● Given entries:
•••
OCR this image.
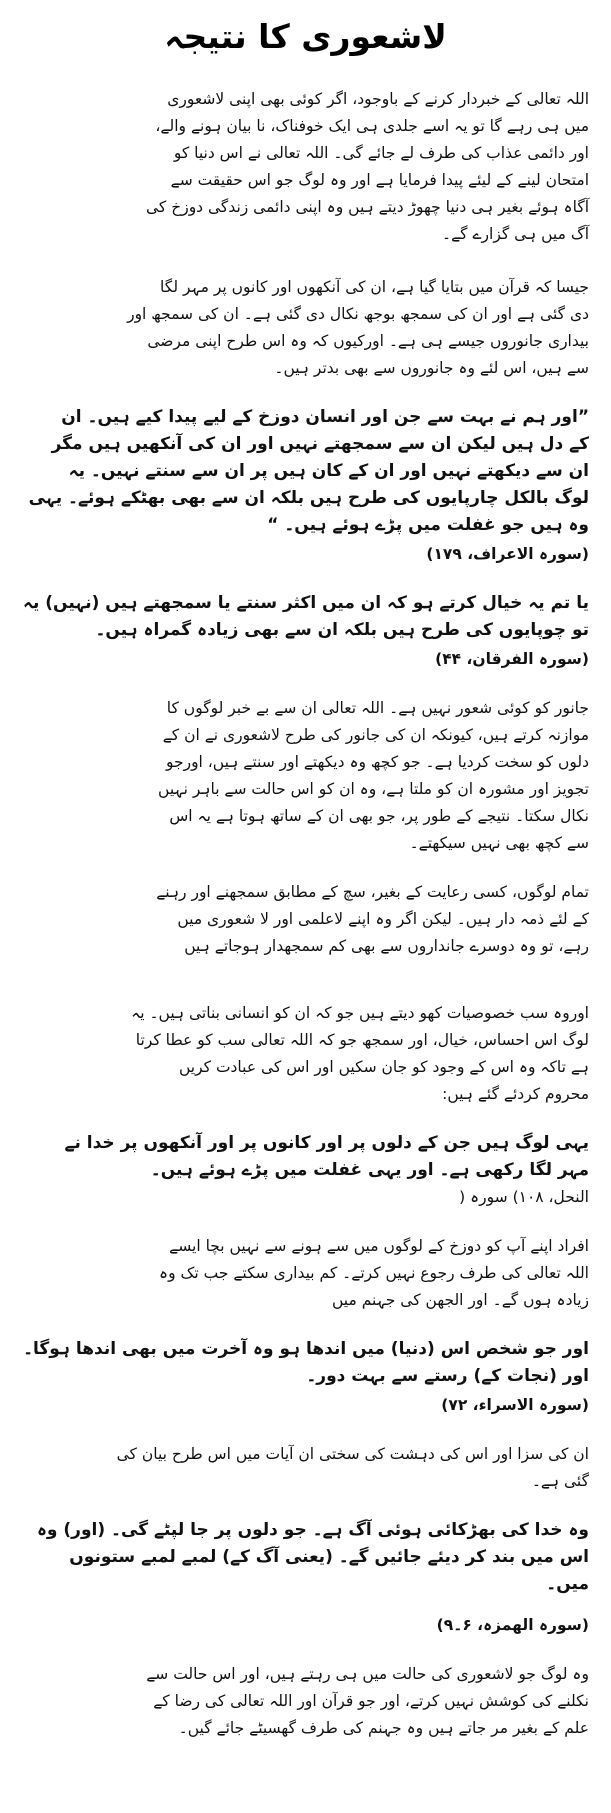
لاشعوری کا نتیجہ

اللہ تعالی کے خبردار کرنے کے باوجود، اگر کوئی بھی اپنی لاشعوری
میں ہی رہے گا تو یہ اسے جلدی ہی ایک خوفناک، نا بیان ہونے والے،
اور دائمی عذاب کی طرف لے جائے گی۔ اللہ تعالی نے اس دنیا کو
امتحان لینے کے لیئے پیدا فرمایا ہے اور وہ لوگ جو اس حقیقت سے
آگاہ ہوئے بغیر ہی دنیا چھوڑ دیتے ہیں وہ اپنی دائمی زندگی دوزخ کی
آگ میں ہی گزارے گے۔

جیسا کہ قرآن میں بتایا گیا ہے، ان کی آنکھوں اور کانوں پر مہر لگا
دی گئی ہے اور ان کی سمجھ بوجھ نکال دی گئی ہے۔ ان کی سمجھ اور
بیداری جانوروں جیسے ہی ہے۔ اورکیوں کہ وہ اس طرح اپنی مرضی
سے ہیں، اس لئے وہ جانوروں سے بھی بدتر ہیں۔

”اور ہم نے بہت سے جن اور انسان دوزخ کے لیے پیدا کیے ہیں۔ ان
کے دل ہیں لیکن ان سے سمجھتے نہیں اور ان کی آنکھیں ہیں مگر
ان سے دیکھتے نہیں اور ان کے کان ہیں پر ان سے سنتے نہیں۔ یہ
لوگ بالکل چارپایوں کی طرح ہیں بلکہ ان سے بھی بھٹکے ہوئے۔ یہی
وہ ہیں جو غفلت میں پڑے ہوئے ہیں۔ “

(سورہ الاعراف، ۱۷۹)

یا تم یہ خیال کرتے ہو کہ ان میں اکثر سنتے یا سمجھتے ہیں (نہیں) یہ
تو چوپایوں کی طرح ہیں بلکہ ان سے بھی زیادہ گمراہ ہیں۔

(سورہ الفرقان، ۴۴)

جانور کو کوئی شعور نہیں ہے۔ اللہ تعالی ان سے بے خبر لوگوں کا
موازنہ کرتے ہیں، کیونکہ ان کی جانور کی طرح لاشعوری نے ان کے
دلوں کو سخت کردیا ہے۔ جو کچھ وہ دیکھتے اور سنتے ہیں، اورجو
تجویز اور مشورہ ان کو ملتا ہے، وہ ان کو اس حالت سے باہر نہیں
نکال سکتا۔ نتیجے کے طور پر، جو بھی ان کے ساتھ ہوتا ہے یہ اس
سے کچھ بھی نہیں سیکھتے۔

تمام لوگوں، کسی رعایت کے بغیر، سچ کے مطابق سمجھنے اور رہنے
کے لئے ذمہ دار ہیں۔ لیکن اگر وہ اپنے لاعلمی اور لا شعوری میں
رہے، تو وہ دوسرے جانداروں سے بھی کم سمجھدار ہوجاتے ہیں

اوروہ سب خصوصیات کھو دیتے ہیں جو کہ ان کو انسانی بناتی ہیں۔ یہ
لوگ اس احساس، خیال، اور سمجھ جو کہ اللہ تعالی سب کو عطا کرتا
ہے تاکہ وہ اس کے وجود کو جان سکیں اور اس کی عبادت کریں
محروم کردئے گئے ہیں:

یہی لوگ ہیں جن کے دلوں پر اور کانوں پر اور آنکھوں پر خدا نے
مہر لگا رکھی ہے۔ اور یہی غفلت میں پڑے ہوئے ہیں۔

النحل، ۱۰۸) سورہ (

افراد اپنے آپ کو دوزخ کے لوگوں میں سے ہونے سے نہیں بچا ایسے
اللہ تعالی کی طرف رجوع نہیں کرتے۔ کم بیداری سکتے جب تک وہ
زیادہ ہوں گے۔ اور الجھن کی جہنم میں

اور جو شخص اس (دنیا) میں اندھا ہو وہ آخرت میں بھی اندھا ہوگا۔
اور (نجات کے) رستے سے بہت دور۔

(سورہ الاسراء، ۷۲)

ان کی سزا اور اس کی دہشت کی سختی ان آیات میں اس طرح بیان کی
گئی ہے۔

وہ خدا کی بھڑکائی ہوئی آگ ہے۔ جو دلوں پر جا لپٹے گی۔ (اور) وہ
اس میں بند کر دیئے جائیں گے۔ (یعنی آگ کے) لمبے لمبے ستونوں
میں۔

(سورہ الھمزہ، ۶۔۹)

وہ لوگ جو لاشعوری کی حالت میں ہی رہتے ہیں، اور اس حالت سے
نکلنے کی کوشش نہیں کرتے، اور جو قرآن اور اللہ تعالی کی رضا کے
علم کے بغیر مر جاتے ہیں وہ جہنم کی طرف گھسیٹے جائے گیں۔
•••
● Your objective:
Within the records, how many lines include "نکال"? The answer is the number and nothing else.

● Right answer:
2